| PROBLEM DESCRIPTION |
Give only the number of lines that contain the word "left".

═══ DATA LISTING

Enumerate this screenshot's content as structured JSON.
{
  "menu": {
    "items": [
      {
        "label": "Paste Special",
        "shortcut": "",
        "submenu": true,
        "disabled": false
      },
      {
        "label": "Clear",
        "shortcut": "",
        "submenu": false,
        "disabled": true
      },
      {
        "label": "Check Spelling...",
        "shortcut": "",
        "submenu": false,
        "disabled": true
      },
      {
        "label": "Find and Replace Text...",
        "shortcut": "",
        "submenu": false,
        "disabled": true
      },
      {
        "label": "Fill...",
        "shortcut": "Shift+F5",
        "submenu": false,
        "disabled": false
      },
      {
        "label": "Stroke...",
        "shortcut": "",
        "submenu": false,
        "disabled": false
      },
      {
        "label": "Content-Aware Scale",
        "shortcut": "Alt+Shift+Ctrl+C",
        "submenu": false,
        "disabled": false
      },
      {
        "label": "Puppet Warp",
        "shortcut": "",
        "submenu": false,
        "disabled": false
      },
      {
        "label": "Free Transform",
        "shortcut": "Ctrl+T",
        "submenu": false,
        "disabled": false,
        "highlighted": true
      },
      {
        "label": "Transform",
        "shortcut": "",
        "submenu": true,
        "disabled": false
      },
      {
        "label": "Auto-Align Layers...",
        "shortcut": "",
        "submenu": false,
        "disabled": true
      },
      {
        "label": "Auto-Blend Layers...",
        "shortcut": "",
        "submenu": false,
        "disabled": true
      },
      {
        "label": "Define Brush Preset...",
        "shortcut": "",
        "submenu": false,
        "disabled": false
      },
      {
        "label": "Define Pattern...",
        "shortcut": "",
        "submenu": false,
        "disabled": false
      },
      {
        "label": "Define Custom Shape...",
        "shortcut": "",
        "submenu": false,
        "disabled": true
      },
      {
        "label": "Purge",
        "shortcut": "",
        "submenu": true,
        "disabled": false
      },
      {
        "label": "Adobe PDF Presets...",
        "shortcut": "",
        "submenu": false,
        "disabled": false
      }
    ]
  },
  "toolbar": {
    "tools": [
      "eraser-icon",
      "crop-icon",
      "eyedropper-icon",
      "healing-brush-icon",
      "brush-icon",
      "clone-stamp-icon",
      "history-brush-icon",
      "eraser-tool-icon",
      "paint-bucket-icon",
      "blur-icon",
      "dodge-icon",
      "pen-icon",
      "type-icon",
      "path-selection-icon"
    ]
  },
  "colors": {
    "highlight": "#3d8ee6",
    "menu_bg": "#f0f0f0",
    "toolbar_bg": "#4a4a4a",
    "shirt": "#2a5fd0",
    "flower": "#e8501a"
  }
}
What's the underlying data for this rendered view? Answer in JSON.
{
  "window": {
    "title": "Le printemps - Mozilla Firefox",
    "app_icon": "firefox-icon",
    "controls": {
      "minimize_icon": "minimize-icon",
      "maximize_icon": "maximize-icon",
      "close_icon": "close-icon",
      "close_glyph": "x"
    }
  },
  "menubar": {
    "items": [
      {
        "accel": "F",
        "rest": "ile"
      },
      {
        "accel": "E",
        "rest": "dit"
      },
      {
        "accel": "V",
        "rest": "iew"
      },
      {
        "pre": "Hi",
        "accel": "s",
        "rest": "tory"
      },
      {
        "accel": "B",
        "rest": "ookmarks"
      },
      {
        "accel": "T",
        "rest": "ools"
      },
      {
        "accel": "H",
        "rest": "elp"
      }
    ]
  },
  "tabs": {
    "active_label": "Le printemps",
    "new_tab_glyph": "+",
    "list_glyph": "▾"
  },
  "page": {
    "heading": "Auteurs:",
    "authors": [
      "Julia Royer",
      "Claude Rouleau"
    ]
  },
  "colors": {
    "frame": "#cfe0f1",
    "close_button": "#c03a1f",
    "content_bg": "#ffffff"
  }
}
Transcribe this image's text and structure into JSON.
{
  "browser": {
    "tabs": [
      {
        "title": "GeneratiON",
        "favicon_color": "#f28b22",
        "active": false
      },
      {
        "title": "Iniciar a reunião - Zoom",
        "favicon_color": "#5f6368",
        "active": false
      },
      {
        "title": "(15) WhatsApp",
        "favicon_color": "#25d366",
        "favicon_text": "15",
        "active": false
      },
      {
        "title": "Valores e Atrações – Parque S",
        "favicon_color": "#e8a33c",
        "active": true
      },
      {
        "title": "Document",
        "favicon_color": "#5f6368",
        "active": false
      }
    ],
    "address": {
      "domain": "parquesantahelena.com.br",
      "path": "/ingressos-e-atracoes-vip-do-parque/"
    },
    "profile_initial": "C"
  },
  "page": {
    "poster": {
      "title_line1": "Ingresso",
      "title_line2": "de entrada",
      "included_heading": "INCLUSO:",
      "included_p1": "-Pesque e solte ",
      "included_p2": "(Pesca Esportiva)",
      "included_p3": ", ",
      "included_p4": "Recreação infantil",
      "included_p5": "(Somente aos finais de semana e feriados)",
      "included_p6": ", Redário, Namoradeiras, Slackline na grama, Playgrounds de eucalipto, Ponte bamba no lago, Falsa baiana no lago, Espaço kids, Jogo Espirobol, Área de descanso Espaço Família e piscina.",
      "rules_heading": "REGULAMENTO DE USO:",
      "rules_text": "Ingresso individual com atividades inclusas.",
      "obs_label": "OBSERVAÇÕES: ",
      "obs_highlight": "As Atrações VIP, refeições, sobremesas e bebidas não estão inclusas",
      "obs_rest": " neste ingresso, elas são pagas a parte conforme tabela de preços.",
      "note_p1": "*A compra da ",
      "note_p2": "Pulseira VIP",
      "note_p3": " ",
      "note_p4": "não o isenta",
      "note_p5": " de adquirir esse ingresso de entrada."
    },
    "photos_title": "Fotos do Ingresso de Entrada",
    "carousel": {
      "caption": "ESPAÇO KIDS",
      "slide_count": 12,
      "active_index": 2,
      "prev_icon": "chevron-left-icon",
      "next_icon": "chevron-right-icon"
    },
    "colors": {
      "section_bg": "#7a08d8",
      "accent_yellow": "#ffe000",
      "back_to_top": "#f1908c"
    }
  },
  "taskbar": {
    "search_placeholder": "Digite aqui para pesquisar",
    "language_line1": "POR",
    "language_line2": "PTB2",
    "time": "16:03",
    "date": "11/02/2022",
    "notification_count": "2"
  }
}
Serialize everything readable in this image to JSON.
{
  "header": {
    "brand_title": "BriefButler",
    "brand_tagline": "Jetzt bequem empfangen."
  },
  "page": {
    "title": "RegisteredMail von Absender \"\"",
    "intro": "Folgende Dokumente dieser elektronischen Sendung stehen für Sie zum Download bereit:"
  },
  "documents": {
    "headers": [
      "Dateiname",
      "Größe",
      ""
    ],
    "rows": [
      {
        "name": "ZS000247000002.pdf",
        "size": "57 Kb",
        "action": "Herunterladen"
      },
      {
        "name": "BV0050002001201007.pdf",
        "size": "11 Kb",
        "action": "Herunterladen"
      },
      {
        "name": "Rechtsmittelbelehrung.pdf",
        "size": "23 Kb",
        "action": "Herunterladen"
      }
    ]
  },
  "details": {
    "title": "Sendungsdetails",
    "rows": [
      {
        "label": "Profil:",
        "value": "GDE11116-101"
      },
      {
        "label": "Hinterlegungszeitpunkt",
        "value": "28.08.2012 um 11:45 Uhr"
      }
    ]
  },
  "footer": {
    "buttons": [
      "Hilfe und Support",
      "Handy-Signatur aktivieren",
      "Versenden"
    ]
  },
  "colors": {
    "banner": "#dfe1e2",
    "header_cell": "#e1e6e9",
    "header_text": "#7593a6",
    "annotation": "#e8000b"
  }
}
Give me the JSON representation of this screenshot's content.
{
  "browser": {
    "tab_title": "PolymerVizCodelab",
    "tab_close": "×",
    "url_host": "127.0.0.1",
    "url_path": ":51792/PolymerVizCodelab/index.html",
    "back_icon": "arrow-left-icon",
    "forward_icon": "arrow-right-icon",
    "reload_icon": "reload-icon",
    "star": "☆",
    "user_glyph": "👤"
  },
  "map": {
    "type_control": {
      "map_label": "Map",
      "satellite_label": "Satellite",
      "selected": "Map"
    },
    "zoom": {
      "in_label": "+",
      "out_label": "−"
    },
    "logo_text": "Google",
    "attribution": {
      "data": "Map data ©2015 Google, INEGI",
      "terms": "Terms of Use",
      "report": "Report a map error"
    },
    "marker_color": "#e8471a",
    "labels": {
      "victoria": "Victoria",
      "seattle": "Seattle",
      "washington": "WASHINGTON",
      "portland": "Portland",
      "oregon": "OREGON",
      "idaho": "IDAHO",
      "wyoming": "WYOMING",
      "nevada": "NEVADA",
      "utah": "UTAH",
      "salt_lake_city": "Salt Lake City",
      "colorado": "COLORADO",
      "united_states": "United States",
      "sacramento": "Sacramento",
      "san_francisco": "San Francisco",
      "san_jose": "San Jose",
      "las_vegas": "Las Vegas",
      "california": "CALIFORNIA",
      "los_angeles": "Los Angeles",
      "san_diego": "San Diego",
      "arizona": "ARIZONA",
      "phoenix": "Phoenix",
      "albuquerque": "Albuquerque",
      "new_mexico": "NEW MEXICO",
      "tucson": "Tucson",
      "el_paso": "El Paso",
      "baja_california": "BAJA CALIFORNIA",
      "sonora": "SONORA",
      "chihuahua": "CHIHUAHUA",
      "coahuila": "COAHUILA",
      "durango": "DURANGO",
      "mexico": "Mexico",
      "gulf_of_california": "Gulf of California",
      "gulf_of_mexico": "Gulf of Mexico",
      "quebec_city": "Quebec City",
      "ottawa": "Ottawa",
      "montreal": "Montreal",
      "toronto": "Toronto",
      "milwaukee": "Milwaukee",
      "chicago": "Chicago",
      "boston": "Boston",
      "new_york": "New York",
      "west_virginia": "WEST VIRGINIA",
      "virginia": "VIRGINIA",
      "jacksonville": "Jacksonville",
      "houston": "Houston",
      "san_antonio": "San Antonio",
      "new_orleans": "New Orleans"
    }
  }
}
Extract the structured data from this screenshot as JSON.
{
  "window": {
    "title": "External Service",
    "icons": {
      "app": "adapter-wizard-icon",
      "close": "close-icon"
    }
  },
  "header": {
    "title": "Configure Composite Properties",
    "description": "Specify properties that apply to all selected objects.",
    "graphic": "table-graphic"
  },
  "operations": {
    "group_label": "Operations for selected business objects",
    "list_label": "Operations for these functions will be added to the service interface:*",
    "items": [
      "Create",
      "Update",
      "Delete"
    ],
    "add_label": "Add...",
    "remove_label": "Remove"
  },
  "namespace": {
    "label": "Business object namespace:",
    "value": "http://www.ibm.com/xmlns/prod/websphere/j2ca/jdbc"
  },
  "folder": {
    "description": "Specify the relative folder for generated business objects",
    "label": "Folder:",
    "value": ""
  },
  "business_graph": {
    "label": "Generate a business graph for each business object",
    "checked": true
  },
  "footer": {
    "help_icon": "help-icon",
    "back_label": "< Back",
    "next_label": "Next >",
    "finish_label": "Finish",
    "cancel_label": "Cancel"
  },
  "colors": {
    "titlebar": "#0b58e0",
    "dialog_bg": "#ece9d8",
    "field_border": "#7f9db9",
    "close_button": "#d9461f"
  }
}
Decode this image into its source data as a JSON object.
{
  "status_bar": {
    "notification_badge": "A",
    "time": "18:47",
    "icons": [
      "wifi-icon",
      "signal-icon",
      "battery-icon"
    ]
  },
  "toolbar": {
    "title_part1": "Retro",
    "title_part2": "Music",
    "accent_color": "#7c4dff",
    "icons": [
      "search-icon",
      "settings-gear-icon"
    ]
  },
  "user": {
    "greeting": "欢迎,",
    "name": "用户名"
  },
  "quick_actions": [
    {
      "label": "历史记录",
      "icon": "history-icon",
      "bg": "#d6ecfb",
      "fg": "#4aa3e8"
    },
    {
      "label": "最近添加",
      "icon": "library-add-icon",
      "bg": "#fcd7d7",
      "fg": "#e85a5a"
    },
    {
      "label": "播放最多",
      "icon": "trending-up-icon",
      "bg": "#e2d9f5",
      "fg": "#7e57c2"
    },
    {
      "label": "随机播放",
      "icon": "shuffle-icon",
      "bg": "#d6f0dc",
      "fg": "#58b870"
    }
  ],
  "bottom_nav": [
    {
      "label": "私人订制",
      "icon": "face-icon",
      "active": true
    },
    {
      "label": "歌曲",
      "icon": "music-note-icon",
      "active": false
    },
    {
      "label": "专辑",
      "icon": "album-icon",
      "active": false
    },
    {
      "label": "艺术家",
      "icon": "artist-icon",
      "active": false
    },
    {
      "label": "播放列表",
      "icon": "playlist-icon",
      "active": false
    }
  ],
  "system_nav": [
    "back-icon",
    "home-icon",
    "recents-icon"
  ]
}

══════

| FULL OUTPUT |
2